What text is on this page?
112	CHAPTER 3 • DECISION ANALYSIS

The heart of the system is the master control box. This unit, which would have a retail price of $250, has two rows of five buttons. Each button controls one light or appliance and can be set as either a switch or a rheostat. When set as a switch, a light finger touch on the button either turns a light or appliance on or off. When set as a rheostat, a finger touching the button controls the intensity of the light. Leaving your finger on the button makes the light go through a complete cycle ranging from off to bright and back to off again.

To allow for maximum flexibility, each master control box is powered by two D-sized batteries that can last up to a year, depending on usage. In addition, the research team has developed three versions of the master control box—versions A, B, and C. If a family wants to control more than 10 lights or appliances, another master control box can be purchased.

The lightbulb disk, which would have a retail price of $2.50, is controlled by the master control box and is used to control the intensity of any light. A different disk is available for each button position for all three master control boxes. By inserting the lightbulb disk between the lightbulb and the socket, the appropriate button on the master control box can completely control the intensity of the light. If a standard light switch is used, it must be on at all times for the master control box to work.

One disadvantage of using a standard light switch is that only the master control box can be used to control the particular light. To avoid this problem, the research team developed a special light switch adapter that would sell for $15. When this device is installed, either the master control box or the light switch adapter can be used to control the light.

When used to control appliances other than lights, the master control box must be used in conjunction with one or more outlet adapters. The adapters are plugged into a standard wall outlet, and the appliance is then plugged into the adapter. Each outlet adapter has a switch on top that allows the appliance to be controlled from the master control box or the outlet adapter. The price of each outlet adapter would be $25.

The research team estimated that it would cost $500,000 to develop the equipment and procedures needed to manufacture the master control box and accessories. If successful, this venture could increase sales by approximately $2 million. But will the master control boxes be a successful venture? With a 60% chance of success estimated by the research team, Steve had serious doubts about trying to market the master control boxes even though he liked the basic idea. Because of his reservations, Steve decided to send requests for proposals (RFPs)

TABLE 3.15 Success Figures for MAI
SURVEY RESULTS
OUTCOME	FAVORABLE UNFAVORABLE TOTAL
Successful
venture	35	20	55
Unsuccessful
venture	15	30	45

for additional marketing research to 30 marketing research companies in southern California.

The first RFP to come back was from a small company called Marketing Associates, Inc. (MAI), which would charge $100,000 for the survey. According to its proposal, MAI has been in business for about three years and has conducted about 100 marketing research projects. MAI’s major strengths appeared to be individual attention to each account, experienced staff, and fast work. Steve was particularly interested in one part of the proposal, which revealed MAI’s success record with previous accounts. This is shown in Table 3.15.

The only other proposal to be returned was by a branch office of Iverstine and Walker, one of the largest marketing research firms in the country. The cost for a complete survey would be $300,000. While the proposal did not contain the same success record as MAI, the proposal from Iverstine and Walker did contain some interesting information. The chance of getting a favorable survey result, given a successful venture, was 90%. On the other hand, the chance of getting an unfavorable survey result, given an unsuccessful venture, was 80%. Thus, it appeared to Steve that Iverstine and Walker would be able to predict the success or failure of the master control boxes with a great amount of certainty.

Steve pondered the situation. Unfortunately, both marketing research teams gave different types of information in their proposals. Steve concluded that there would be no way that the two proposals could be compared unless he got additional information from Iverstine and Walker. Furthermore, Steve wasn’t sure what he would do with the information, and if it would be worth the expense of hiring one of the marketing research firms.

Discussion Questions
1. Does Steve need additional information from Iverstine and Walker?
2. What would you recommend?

+++++

▶ **Short exercise**: Search the listing for the word "price" and return each line that holds it.

▶ **Exercise response**:
The heart of the system is the master control box. This unit, which would have a retail price of $250, has two rows of five buttons. Each button controls one light or appliance and can be set as either a switch or a rheostat. When set as a switch, a light finger touch on the button either turns a light or appliance on or off. When set as a rheostat, a finger touching the button controls the intensity of the light. Leaving your finger on the button makes the light go through a complete cycle ranging from off to bright and back to off again.
The lightbulb disk, which would have a retail price of $2.50, is controlled by the master control box and is used to control the intensity of any light. A different disk is available for each button position for all three master control boxes. By inserting the lightbulb disk between the lightbulb and the socket, the appropriate button on the master control box can completely control the intensity of the light. If a standard light switch is used, it must be on at all times for the master control box to work.
When used to control appliances other than lights, the master control box must be used in conjunction with one or more outlet adapters. The adapters are plugged into a standard wall outlet, and the appliance is then plugged into the adapter. Each outlet adapter has a switch on top that allows the appliance to be controlled from the master control box or the outlet adapter. The price of each outlet adapter would be $25.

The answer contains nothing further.